Dataset entries on figures
* Begin *

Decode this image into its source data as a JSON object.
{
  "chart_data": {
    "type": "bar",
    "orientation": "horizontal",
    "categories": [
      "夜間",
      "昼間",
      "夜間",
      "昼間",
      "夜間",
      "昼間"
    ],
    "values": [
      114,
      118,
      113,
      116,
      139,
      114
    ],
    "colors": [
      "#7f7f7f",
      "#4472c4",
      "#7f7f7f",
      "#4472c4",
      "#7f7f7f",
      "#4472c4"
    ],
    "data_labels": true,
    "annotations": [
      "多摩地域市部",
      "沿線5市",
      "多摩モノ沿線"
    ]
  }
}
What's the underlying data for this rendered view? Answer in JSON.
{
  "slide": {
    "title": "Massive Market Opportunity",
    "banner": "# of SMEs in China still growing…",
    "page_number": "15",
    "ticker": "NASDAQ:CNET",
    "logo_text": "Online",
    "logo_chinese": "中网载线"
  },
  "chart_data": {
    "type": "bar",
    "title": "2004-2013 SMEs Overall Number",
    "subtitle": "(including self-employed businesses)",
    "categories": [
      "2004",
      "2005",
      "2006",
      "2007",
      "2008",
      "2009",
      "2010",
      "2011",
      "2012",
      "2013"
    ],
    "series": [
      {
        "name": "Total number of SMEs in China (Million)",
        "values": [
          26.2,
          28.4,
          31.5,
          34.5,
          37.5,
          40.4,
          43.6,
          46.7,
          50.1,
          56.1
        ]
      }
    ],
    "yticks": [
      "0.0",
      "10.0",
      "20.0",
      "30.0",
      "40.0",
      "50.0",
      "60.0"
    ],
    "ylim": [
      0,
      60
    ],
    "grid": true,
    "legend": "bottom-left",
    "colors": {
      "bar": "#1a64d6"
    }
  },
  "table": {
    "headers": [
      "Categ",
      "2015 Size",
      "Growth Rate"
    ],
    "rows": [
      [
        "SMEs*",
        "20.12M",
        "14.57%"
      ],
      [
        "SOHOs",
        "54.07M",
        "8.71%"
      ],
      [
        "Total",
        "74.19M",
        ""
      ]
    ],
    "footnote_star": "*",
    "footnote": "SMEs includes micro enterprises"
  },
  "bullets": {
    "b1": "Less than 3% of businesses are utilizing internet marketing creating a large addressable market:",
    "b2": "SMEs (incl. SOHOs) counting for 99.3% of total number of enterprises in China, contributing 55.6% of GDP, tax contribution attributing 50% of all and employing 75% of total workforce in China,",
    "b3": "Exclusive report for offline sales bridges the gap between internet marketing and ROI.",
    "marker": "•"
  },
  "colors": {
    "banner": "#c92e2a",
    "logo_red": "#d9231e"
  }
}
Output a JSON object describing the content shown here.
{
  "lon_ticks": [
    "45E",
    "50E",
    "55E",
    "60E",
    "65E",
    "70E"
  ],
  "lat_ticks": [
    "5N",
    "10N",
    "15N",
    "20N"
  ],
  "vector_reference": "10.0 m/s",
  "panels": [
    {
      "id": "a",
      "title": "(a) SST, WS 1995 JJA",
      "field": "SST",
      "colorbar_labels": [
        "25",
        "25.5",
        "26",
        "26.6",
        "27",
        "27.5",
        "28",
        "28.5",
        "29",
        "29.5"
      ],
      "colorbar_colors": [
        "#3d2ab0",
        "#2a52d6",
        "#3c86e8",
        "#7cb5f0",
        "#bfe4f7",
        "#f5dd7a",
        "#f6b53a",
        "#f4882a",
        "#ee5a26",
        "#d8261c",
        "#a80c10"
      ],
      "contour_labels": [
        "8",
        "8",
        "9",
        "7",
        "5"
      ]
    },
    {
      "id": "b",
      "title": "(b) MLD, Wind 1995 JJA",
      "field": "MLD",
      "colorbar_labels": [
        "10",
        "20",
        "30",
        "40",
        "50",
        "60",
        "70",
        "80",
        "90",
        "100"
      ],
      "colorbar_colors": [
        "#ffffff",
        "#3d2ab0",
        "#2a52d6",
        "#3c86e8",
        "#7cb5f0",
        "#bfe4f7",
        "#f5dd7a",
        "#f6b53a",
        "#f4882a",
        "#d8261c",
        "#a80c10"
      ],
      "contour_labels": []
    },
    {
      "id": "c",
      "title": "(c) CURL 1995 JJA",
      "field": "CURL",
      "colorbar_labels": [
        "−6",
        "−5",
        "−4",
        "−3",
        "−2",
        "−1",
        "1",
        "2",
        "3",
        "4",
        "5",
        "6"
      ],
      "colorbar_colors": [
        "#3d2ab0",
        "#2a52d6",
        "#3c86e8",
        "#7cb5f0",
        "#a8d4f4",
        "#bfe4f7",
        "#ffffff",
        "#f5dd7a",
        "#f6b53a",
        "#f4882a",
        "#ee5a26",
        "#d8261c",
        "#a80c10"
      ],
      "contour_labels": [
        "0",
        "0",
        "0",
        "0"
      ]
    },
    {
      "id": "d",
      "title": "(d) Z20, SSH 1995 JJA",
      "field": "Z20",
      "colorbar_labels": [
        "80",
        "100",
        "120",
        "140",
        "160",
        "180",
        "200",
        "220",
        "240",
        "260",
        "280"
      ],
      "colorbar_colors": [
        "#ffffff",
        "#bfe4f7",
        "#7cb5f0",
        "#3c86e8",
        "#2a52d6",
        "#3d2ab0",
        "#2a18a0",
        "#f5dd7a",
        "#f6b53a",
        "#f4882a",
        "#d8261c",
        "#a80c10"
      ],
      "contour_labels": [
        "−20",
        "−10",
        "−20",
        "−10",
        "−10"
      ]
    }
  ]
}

* End *

• [Short problem]: For the entries above, count the lines that contain the string "SMEs", and state that number without further comment.

• [Completed task]: 6